● **Description of the task**
Which lines in the records below contain the word "Time"? Copy each of them.

'''

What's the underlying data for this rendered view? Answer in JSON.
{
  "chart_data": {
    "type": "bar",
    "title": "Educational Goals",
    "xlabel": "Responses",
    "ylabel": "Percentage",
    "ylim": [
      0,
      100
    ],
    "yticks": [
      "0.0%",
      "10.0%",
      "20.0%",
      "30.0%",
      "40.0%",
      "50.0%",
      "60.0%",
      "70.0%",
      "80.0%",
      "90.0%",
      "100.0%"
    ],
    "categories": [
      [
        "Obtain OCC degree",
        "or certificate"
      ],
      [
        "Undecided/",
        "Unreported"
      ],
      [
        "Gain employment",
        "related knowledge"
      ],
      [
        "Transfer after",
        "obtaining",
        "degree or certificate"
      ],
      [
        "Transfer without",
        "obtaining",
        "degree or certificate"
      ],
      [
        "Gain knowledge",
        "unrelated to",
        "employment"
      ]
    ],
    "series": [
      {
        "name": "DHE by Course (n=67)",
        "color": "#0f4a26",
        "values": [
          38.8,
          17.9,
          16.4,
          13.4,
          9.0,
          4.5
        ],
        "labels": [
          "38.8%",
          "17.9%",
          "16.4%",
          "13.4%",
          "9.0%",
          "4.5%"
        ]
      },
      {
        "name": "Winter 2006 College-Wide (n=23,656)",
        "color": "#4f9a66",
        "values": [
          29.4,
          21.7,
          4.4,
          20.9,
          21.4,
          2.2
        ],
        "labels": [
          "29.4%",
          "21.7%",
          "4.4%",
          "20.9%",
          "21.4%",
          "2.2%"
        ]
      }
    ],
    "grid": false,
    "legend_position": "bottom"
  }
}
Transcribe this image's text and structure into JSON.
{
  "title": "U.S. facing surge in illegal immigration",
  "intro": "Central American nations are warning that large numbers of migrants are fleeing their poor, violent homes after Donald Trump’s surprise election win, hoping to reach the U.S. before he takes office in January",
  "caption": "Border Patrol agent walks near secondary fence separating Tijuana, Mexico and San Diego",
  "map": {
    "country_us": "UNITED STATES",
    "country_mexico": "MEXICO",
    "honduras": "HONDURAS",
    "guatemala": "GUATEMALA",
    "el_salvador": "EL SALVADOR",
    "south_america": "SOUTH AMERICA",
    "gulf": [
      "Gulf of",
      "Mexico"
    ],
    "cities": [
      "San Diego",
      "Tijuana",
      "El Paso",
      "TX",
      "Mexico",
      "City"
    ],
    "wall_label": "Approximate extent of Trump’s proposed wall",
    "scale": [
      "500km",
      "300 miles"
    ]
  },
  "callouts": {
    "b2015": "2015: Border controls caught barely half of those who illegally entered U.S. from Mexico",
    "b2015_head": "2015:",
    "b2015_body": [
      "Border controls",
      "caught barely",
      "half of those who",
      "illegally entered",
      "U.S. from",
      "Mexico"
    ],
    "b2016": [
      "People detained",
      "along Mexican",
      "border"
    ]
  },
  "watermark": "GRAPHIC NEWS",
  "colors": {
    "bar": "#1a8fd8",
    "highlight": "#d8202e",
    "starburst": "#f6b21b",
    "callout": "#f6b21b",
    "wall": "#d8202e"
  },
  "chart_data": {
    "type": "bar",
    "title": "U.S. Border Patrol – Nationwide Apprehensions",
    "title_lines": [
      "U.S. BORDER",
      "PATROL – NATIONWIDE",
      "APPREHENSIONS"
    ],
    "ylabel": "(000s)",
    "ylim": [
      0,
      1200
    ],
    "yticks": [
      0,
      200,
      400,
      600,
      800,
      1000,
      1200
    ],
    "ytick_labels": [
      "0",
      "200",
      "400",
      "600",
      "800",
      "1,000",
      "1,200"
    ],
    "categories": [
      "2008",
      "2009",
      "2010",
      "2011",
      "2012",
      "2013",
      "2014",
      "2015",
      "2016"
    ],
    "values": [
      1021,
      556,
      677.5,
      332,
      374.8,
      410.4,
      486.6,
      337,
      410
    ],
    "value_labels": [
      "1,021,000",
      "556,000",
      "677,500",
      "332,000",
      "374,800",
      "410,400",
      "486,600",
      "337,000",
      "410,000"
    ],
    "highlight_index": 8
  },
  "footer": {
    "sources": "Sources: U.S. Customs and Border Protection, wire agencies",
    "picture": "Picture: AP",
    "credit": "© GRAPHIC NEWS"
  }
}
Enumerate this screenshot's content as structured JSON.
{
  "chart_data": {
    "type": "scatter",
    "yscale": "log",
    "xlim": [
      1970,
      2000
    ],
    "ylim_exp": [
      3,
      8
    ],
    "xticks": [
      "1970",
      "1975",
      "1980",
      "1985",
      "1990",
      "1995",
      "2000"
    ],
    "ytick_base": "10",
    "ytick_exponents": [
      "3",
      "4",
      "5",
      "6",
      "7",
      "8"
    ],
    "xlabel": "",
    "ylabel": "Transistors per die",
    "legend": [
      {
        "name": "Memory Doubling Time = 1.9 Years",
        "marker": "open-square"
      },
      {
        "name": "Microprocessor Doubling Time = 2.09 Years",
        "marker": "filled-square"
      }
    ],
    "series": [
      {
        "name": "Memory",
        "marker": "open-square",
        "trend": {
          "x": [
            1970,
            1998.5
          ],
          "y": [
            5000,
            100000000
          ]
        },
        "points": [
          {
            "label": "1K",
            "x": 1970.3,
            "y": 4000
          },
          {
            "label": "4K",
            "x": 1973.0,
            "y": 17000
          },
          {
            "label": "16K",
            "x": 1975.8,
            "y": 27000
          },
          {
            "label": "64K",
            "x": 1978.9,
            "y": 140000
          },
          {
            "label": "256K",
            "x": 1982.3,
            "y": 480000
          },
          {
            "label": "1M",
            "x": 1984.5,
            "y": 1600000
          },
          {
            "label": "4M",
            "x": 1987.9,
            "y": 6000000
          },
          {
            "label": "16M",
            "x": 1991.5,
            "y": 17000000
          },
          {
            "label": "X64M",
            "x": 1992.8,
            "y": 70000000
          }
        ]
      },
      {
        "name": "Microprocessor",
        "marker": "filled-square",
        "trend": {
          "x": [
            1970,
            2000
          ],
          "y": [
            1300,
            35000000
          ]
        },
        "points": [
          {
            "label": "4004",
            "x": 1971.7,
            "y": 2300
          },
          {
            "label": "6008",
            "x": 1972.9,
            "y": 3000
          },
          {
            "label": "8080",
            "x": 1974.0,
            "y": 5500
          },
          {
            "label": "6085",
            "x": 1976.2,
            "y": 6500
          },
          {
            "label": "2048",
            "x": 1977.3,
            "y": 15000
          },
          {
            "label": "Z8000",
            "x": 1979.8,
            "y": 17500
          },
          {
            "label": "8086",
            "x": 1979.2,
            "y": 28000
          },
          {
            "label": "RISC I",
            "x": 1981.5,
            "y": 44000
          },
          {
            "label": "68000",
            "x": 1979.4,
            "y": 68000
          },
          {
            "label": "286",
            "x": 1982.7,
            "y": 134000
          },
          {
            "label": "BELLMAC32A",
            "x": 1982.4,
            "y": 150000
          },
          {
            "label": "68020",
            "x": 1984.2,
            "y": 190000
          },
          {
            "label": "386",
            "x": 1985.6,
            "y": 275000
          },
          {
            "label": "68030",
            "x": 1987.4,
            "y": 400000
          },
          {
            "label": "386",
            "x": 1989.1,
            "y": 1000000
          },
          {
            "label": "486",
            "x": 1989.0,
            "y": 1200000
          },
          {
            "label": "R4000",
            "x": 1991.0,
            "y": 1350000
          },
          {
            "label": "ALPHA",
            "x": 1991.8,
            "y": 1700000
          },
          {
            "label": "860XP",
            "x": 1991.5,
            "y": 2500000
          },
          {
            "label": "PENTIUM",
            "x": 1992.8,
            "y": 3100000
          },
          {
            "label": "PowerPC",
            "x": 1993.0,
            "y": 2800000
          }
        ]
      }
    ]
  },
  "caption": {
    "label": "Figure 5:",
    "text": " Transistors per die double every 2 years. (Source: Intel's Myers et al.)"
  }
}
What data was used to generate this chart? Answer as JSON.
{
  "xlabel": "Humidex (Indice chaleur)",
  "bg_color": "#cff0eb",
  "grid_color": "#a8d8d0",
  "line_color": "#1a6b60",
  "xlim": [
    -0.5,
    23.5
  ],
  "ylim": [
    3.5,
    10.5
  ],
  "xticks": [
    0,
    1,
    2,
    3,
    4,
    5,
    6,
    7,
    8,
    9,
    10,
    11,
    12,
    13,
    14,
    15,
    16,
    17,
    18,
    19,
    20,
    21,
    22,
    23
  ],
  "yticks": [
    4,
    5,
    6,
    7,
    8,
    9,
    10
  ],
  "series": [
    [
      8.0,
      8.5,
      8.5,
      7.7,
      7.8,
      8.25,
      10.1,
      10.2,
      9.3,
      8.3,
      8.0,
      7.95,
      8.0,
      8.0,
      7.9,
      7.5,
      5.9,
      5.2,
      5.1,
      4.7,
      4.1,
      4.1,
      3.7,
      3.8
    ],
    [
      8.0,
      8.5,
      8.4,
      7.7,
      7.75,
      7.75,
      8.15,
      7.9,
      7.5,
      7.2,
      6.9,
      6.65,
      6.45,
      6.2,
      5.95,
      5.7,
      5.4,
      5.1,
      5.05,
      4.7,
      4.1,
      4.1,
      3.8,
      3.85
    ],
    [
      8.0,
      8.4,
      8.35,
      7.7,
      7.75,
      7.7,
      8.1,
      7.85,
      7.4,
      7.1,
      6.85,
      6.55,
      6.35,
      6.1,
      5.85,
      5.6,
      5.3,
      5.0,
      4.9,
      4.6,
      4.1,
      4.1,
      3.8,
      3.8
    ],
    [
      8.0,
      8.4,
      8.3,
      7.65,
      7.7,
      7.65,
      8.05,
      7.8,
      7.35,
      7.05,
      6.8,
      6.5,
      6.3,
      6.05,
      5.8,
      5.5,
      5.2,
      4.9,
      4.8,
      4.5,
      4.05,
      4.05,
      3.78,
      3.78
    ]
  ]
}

'''

● **Solution to this problem**
        "name": "Memory Doubling Time = 1.9 Years",
        "name": "Microprocessor Doubling Time = 2.09 Years",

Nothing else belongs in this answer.